STATED GOAL:
Without omitting anything, retype the data that follows.

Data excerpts
## begin

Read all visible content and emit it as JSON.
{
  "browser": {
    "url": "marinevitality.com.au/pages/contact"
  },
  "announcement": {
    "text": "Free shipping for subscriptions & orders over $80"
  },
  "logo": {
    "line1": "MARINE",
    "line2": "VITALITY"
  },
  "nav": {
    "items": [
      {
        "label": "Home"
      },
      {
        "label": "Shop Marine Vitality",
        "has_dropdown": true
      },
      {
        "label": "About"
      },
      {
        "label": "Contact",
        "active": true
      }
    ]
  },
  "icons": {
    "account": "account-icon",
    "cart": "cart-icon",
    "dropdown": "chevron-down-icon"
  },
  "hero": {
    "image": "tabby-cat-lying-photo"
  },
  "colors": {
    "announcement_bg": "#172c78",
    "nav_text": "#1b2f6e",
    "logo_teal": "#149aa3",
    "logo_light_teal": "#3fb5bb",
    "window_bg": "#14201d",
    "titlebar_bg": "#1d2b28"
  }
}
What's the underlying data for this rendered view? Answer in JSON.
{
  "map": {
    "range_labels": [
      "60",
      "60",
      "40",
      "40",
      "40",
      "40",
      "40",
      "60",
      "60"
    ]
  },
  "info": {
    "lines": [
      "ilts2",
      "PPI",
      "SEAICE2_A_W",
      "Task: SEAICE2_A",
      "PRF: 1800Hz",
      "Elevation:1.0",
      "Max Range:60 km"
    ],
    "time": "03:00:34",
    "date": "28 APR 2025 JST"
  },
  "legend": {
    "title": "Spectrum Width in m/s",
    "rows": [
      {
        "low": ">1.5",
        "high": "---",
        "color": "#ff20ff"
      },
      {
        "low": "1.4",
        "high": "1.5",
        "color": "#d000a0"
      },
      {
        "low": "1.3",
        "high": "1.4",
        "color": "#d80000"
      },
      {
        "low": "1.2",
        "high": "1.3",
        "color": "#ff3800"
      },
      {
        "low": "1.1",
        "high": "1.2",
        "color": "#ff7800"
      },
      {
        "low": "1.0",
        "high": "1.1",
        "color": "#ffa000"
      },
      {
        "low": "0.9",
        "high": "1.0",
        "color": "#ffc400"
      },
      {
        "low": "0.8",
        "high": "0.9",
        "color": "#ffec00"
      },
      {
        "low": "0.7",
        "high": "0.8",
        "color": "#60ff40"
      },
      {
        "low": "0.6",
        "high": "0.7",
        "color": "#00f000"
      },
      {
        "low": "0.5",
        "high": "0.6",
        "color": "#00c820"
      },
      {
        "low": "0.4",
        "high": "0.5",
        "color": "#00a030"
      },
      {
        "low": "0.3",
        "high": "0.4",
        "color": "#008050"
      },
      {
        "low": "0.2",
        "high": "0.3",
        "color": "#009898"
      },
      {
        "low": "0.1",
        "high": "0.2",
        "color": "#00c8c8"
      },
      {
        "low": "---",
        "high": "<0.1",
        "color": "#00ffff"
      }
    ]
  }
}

## end

OUTPUT:
Read all visible content and emit it as JSON.
{
  "browser": {
    "url": "marinevitality.com.au/pages/contact"
  },
  "announcement": {
    "text": "Free shipping for subscriptions & orders over $80"
  },
  "logo": {
    "line1": "MARINE",
    "line2": "VITALITY"
  },
  "nav": {
    "items": [
      {
        "label": "Home"
      },
      {
        "label": "Shop Marine Vitality",
        "has_dropdown": true
      },
      {
        "label": "About"
      },
      {
        "label": "Contact",
        "active": true
      }
    ]
  },
  "icons": {
    "account": "account-icon",
    "cart": "cart-icon",
    "dropdown": "chevron-down-icon"
  },
  "hero": {
    "image": "tabby-cat-lying-photo"
  },
  "colors": {
    "announcement_bg": "#172c78",
    "nav_text": "#1b2f6e",
    "logo_teal": "#149aa3",
    "logo_light_teal": "#3fb5bb",
    "window_bg": "#14201d",
    "titlebar_bg": "#1d2b28"
  }
}
What's the underlying data for this rendered view? Answer in JSON.
{
  "map": {
    "range_labels": [
      "60",
      "60",
      "40",
      "40",
      "40",
      "40",
      "40",
      "60",
      "60"
    ]
  },
  "info": {
    "lines": [
      "ilts2",
      "PPI",
      "SEAICE2_A_W",
      "Task: SEAICE2_A",
      "PRF: 1800Hz",
      "Elevation:1.0",
      "Max Range:60 km"
    ],
    "time": "03:00:34",
    "date": "28 APR 2025 JST"
  },
  "legend": {
    "title": "Spectrum Width in m/s",
    "rows": [
      {
        "low": ">1.5",
        "high": "---",
        "color": "#ff20ff"
      },
      {
        "low": "1.4",
        "high": "1.5",
        "color": "#d000a0"
      },
      {
        "low": "1.3",
        "high": "1.4",
        "color": "#d80000"
      },
      {
        "low": "1.2",
        "high": "1.3",
        "color": "#ff3800"
      },
      {
        "low": "1.1",
        "high": "1.2",
        "color": "#ff7800"
      },
      {
        "low": "1.0",
        "high": "1.1",
        "color": "#ffa000"
      },
      {
        "low": "0.9",
        "high": "1.0",
        "color": "#ffc400"
      },
      {
        "low": "0.8",
        "high": "0.9",
        "color": "#ffec00"
      },
      {
        "low": "0.7",
        "high": "0.8",
        "color": "#60ff40"
      },
      {
        "low": "0.6",
        "high": "0.7",
        "color": "#00f000"
      },
      {
        "low": "0.5",
        "high": "0.6",
        "color": "#00c820"
      },
      {
        "low": "0.4",
        "high": "0.5",
        "color": "#00a030"
      },
      {
        "low": "0.3",
        "high": "0.4",
        "color": "#008050"
      },
      {
        "low": "0.2",
        "high": "0.3",
        "color": "#009898"
      },
      {
        "low": "0.1",
        "high": "0.2",
        "color": "#00c8c8"
      },
      {
        "low": "---",
        "high": "<0.1",
        "color": "#00ffff"
      }
    ]
  }
}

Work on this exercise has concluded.